Directive: Output only the span of lines that begins at the line containing "Parse this screenshot: output" and ends at the last line of the data, both included, exactly as they appear.

* Start Dataset rows *

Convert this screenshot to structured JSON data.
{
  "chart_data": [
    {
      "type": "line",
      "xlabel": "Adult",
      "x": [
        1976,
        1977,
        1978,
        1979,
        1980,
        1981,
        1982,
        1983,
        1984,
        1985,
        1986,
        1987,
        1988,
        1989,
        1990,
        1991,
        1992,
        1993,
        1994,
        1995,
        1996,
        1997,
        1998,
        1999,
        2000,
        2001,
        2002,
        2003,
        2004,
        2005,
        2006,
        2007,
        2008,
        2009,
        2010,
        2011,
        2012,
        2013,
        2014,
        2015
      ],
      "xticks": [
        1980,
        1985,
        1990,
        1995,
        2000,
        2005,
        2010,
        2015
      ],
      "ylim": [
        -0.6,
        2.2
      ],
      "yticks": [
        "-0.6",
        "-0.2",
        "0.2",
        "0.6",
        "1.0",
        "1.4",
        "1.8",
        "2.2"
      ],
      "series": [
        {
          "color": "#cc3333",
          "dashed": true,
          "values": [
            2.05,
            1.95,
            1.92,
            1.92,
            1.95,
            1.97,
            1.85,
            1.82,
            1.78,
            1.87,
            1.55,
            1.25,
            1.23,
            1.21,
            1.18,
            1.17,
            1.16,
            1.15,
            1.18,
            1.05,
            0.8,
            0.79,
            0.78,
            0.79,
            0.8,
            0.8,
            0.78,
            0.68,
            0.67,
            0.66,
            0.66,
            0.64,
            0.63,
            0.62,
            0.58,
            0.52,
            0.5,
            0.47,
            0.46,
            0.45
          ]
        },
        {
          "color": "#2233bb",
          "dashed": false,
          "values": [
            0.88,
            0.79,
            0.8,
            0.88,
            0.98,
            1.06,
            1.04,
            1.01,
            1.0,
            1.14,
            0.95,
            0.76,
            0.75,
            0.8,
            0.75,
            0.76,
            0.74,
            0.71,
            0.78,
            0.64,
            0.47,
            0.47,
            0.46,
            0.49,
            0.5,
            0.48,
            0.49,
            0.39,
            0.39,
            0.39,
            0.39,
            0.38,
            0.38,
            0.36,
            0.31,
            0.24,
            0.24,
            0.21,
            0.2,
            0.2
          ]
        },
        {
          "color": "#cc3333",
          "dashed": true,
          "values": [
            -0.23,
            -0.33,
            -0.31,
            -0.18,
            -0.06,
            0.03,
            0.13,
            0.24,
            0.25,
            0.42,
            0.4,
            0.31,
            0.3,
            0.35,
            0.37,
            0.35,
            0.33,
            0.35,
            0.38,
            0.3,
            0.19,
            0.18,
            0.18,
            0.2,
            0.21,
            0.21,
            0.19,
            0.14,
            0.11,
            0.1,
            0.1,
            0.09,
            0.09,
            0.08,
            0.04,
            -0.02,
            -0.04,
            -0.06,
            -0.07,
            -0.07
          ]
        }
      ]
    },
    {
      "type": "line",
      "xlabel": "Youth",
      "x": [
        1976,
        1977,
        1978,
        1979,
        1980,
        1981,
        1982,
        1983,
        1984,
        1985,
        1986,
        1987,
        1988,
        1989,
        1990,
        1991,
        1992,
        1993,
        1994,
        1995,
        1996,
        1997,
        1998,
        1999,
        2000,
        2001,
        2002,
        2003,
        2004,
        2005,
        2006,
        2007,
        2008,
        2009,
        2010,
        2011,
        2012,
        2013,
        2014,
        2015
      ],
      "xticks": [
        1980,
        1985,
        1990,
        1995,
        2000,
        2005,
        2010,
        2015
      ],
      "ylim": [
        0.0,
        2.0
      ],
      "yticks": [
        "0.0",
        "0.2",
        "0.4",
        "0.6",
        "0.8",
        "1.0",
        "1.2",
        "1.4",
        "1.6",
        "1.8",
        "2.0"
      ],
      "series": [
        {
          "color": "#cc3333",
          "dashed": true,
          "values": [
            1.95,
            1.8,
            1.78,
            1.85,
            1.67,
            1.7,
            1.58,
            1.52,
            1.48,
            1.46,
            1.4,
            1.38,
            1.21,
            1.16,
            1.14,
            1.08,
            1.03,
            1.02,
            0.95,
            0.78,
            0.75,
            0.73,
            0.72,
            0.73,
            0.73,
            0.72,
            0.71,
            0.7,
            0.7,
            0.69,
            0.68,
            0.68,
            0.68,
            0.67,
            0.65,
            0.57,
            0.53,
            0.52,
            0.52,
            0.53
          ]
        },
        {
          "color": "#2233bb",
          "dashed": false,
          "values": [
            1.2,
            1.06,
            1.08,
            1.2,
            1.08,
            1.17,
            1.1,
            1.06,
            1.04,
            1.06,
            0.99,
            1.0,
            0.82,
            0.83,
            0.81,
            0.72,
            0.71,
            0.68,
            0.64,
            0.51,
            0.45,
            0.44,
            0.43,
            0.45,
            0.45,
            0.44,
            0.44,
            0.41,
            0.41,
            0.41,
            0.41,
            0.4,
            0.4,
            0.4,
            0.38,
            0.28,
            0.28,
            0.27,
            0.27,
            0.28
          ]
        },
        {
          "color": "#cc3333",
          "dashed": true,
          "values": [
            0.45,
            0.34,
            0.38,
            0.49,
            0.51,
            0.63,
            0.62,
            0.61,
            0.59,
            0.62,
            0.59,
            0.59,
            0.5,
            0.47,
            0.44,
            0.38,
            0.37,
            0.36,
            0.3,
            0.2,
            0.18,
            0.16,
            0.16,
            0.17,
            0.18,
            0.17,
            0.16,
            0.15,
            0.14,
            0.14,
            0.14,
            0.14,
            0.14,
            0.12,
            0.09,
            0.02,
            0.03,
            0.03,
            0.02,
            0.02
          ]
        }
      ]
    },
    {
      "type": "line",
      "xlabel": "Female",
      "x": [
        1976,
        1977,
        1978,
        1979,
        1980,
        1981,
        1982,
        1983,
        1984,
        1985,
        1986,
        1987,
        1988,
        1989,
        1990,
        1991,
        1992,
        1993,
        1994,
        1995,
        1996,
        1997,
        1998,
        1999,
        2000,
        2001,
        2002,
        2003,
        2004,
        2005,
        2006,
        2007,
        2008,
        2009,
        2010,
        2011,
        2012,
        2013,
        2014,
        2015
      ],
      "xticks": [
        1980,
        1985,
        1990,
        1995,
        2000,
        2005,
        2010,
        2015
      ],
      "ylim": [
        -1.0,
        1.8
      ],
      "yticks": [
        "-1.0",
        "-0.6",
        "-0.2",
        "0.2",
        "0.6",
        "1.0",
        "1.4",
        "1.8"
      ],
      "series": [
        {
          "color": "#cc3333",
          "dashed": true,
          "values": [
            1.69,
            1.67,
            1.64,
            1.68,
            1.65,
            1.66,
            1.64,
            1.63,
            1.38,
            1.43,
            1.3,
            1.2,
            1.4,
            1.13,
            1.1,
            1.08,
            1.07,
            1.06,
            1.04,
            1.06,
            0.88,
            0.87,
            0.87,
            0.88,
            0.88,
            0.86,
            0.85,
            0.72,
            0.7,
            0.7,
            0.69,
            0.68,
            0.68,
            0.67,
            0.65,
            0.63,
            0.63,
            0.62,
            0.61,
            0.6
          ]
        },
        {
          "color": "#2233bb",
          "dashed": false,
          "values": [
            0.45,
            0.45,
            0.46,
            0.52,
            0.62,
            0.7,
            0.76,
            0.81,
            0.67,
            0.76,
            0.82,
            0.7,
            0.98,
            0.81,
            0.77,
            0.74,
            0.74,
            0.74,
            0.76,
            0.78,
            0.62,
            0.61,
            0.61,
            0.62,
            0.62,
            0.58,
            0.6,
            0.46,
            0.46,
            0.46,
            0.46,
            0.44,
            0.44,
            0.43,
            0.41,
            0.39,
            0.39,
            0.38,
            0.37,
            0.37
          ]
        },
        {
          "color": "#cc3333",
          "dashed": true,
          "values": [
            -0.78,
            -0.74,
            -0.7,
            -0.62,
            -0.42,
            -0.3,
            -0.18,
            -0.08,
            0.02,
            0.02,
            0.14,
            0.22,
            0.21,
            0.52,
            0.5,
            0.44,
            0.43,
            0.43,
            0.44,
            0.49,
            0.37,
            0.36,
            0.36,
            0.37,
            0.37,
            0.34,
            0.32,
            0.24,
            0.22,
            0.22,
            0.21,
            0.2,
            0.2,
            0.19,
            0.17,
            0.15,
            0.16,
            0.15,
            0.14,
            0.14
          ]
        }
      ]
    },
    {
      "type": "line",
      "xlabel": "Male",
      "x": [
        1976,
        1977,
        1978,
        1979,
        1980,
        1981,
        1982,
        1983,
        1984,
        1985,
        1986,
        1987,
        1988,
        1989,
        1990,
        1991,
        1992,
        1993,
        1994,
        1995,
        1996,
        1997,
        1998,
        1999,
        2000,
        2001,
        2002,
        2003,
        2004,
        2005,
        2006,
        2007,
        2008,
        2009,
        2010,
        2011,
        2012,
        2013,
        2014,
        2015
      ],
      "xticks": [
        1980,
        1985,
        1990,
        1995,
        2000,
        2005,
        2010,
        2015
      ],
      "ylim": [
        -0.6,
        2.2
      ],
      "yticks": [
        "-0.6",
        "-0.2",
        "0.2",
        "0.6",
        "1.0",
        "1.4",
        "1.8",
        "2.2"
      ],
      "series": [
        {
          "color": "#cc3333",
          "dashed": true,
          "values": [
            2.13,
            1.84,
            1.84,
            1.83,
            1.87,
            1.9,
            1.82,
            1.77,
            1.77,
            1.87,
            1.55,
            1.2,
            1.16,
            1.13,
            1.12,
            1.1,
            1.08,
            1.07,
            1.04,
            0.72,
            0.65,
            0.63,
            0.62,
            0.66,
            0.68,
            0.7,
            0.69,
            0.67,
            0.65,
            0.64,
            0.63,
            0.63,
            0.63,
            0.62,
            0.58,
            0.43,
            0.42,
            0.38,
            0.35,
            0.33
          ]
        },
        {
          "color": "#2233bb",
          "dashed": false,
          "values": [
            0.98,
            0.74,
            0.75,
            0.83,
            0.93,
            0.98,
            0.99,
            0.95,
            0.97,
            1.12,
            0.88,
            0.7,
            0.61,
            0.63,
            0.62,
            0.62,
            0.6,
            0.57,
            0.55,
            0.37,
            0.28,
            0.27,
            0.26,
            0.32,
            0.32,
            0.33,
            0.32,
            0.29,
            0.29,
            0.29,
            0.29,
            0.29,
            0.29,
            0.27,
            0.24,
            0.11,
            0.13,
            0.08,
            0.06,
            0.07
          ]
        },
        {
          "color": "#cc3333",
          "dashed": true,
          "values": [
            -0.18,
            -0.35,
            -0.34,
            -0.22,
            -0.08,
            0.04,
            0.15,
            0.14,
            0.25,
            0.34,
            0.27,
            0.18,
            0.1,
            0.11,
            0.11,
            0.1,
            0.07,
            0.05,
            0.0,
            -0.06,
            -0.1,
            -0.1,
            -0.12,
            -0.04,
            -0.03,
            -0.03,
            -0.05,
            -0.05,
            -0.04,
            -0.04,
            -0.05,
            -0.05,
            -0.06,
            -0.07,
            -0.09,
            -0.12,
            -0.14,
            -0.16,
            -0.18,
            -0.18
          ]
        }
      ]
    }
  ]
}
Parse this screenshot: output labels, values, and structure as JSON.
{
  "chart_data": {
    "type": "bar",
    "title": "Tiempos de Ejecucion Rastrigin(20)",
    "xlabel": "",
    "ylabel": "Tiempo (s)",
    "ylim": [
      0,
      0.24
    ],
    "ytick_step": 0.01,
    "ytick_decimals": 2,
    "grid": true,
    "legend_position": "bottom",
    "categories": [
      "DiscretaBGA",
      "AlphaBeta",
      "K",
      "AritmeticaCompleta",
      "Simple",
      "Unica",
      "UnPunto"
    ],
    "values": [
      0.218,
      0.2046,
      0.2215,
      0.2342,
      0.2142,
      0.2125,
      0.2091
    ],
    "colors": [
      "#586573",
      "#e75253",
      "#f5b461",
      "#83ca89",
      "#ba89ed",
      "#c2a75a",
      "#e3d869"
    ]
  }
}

* End Dataset rows *

Solution to this task:
Parse this screenshot: output labels, values, and structure as JSON.
{
  "chart_data": {
    "type": "bar",
    "title": "Tiempos de Ejecucion Rastrigin(20)",
    "xlabel": "",
    "ylabel": "Tiempo (s)",
    "ylim": [
      0,
      0.24
    ],
    "ytick_step": 0.01,
    "ytick_decimals": 2,
    "grid": true,
    "legend_position": "bottom",
    "categories": [
      "DiscretaBGA",
      "AlphaBeta",
      "K",
      "AritmeticaCompleta",
      "Simple",
      "Unica",
      "UnPunto"
    ],
    "values": [
      0.218,
      0.2046,
      0.2215,
      0.2342,
      0.2142,
      0.2125,
      0.2091
    ],
    "colors": [
      "#586573",
      "#e75253",
      "#f5b461",
      "#83ca89",
      "#ba89ed",
      "#c2a75a",
      "#e3d869"
    ]
  }
}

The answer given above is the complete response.